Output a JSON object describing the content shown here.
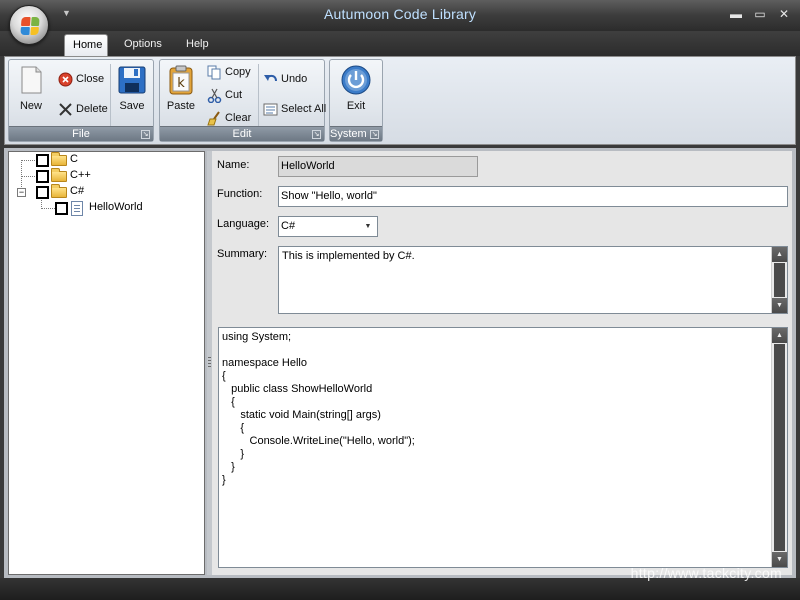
{
  "window": {
    "title": "Autumoon Code Library"
  },
  "menu": {
    "tabs": [
      {
        "label": "Home"
      },
      {
        "label": "Options"
      },
      {
        "label": "Help"
      }
    ]
  },
  "ribbon": {
    "groups": {
      "file": {
        "caption": "File",
        "new": "New",
        "close": "Close",
        "delete": "Delete",
        "save": "Save"
      },
      "edit": {
        "caption": "Edit",
        "paste": "Paste",
        "copy": "Copy",
        "cut": "Cut",
        "clear": "Clear",
        "undo": "Undo",
        "select_all": "Select All"
      },
      "system": {
        "caption": "System",
        "exit": "Exit"
      }
    }
  },
  "tree": {
    "nodes": [
      {
        "label": "C",
        "icon": "folder-icon",
        "checked": false
      },
      {
        "label": "C++",
        "icon": "folder-icon",
        "checked": false
      },
      {
        "label": "C#",
        "icon": "folder-icon",
        "checked": false,
        "expanded": true
      },
      {
        "label": "HelloWorld",
        "icon": "document-icon",
        "checked": false,
        "parent": "C#"
      }
    ]
  },
  "form": {
    "name_label": "Name:",
    "name_value": "HelloWorld",
    "function_label": "Function:",
    "function_value": "Show \"Hello, world\"",
    "language_label": "Language:",
    "language_value": "C#",
    "summary_label": "Summary:",
    "summary_value": "This is implemented by C#.",
    "code_value": "using System;\n\nnamespace Hello\n{\n   public class ShowHelloWorld\n   {\n      static void Main(string[] args)\n      {\n         Console.WriteLine(\"Hello, world\");\n      }\n   }\n}"
  },
  "watermark": "http://www.tackcity.com",
  "colors": {
    "title_text": "#bfe0ff",
    "group_caption": "#6d7884",
    "window_frame": "#2c2c2c"
  }
}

PROBLEM TO WORK ON:
Repeat the data exactly, dropping every picture it holds.

PROBLEM SOLUTION:
Output a JSON object describing the content shown here.
{
  "window": {
    "title": "Autumoon Code Library"
  },
  "menu": {
    "tabs": [
      {
        "label": "Home"
      },
      {
        "label": "Options"
      },
      {
        "label": "Help"
      }
    ]
  },
  "ribbon": {
    "groups": {
      "file": {
        "caption": "File",
        "new": "New",
        "close": "Close",
        "delete": "Delete",
        "save": "Save"
      },
      "edit": {
        "caption": "Edit",
        "paste": "Paste",
        "copy": "Copy",
        "cut": "Cut",
        "clear": "Clear",
        "undo": "Undo",
        "select_all": "Select All"
      },
      "system": {
        "caption": "System",
        "exit": "Exit"
      }
    }
  },
  "tree": {
    "nodes": [
      {
        "label": "C",
        "icon": "folder-icon",
        "checked": false
      },
      {
        "label": "C++",
        "icon": "folder-icon",
        "checked": false
      },
      {
        "label": "C#",
        "icon": "folder-icon",
        "checked": false,
        "expanded": true
      },
      {
        "label": "HelloWorld",
        "icon": "document-icon",
        "checked": false,
        "parent": "C#"
      }
    ]
  },
  "form": {
    "name_label": "Name:",
    "name_value": "HelloWorld",
    "function_label": "Function:",
    "function_value": "Show \"Hello, world\"",
    "language_label": "Language:",
    "language_value": "C#",
    "summary_label": "Summary:",
    "summary_value": "This is implemented by C#.",
    "code_value": "using System;\n\nnamespace Hello\n{\n   public class ShowHelloWorld\n   {\n      static void Main(string[] args)\n      {\n         Console.WriteLine(\"Hello, world\");\n      }\n   }\n}"
  },
  "watermark": "http://www.tackcity.com",
  "colors": {
    "title_text": "#bfe0ff",
    "group_caption": "#6d7884",
    "window_frame": "#2c2c2c"
  }
}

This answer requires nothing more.